* [Set exercise]: Where the string "pour" occurs in the material below, report the whole line.

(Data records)
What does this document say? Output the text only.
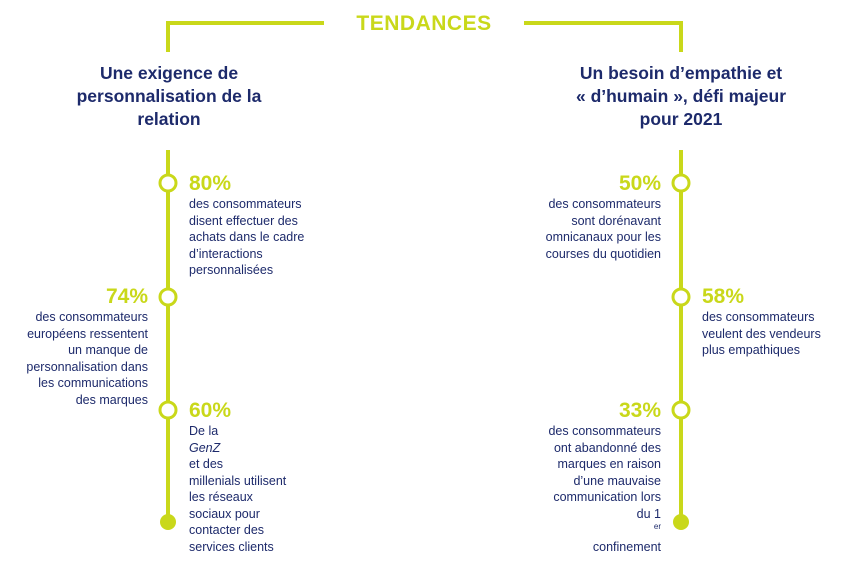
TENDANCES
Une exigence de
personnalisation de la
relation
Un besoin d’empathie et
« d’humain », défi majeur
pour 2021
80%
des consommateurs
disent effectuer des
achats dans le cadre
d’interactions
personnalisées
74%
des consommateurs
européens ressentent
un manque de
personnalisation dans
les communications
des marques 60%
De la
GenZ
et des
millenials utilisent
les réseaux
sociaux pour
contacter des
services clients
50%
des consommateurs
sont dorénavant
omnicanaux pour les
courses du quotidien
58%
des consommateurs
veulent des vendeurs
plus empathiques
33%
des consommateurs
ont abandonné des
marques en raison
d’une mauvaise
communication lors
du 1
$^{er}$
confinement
* * *
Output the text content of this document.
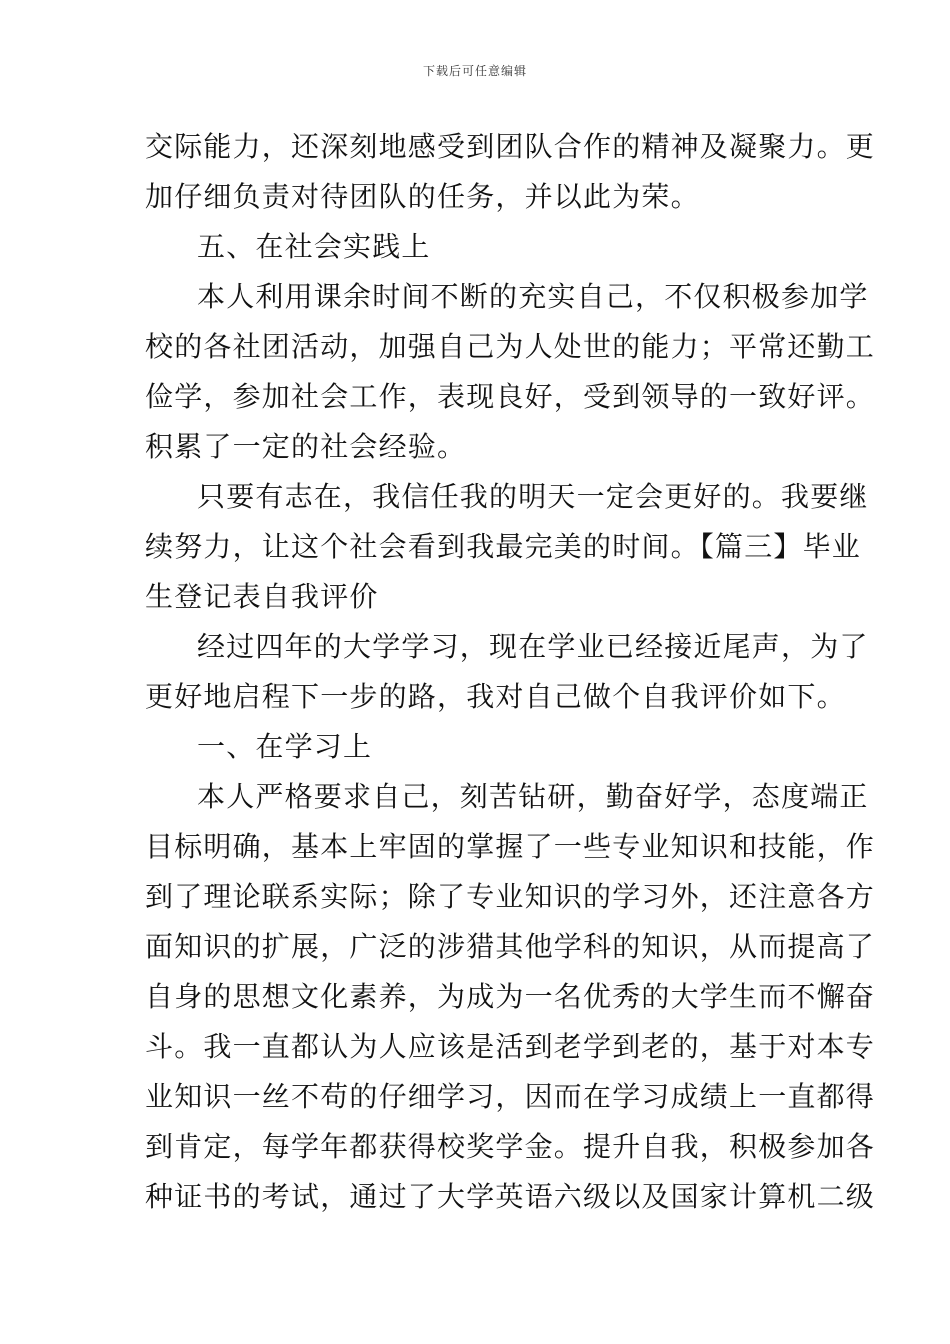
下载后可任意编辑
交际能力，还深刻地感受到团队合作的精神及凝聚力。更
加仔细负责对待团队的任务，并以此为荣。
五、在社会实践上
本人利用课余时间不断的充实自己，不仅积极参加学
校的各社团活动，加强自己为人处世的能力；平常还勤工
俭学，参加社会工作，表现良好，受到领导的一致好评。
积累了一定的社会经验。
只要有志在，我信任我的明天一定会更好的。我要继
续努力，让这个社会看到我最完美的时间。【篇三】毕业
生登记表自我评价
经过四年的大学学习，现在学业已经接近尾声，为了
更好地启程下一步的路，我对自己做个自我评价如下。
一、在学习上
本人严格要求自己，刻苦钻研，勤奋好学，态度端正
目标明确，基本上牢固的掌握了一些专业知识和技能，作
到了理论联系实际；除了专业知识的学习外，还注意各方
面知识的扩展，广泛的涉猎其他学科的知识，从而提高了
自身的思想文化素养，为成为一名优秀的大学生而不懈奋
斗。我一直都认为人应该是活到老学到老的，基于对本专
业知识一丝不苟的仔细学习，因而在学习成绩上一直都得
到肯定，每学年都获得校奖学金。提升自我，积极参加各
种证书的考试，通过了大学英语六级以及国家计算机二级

* [Task output]:
pour 2021
sociaux pour
omnicanaux pour les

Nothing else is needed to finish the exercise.